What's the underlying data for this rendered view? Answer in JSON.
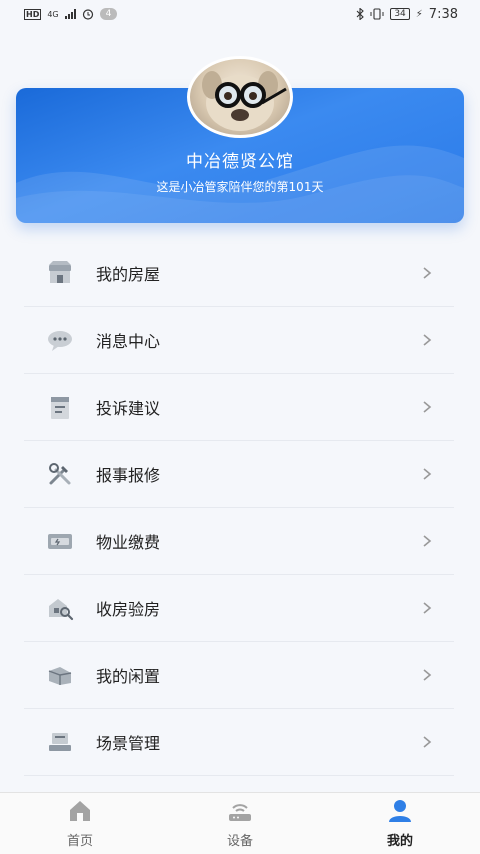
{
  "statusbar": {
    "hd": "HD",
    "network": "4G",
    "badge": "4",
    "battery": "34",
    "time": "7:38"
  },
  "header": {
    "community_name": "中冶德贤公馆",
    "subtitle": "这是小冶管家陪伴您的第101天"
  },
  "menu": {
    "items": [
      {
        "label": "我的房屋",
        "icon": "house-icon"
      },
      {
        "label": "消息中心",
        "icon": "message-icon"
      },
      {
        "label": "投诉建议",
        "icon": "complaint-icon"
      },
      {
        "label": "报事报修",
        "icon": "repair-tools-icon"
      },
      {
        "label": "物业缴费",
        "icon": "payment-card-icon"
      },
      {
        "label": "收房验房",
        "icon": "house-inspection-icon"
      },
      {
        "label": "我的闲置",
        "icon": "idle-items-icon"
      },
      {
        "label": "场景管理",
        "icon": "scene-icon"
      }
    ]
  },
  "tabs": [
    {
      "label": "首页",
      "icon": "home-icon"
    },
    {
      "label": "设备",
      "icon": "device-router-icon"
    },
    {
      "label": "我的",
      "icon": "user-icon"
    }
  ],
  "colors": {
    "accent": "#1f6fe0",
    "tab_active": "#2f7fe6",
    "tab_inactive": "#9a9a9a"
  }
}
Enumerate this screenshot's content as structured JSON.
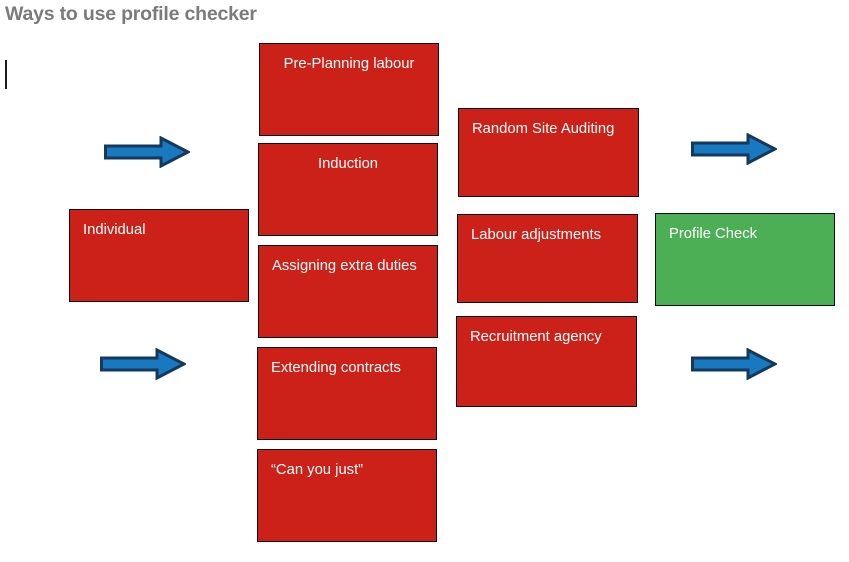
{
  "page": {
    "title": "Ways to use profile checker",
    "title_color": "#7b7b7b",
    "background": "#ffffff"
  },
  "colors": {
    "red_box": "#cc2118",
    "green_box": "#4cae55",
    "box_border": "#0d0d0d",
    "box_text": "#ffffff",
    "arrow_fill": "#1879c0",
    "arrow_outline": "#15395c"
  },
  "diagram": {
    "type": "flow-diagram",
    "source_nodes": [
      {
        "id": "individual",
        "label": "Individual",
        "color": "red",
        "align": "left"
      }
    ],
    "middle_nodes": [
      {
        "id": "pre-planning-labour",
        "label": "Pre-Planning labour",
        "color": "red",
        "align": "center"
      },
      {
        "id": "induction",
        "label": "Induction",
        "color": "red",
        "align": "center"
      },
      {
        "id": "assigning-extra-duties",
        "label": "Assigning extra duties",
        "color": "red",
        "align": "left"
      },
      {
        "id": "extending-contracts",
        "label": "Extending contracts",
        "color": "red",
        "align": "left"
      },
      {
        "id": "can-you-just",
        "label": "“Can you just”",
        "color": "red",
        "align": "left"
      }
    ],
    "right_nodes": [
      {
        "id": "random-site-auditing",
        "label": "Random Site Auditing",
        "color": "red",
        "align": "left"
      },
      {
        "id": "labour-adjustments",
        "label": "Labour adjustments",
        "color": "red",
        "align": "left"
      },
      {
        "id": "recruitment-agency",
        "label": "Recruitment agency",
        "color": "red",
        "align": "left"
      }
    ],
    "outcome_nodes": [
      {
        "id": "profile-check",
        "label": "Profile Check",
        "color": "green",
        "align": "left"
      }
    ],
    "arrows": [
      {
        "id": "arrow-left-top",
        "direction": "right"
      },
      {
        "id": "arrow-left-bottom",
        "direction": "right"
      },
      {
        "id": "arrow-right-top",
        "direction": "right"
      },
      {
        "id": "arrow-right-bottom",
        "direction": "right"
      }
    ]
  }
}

**********

• [EXERCISE INSTRUCTIONS]: Return each line with "house".

• [SOLVED PROBLEM]:
        "icon": "house-icon"
        "icon": "house-inspection-icon"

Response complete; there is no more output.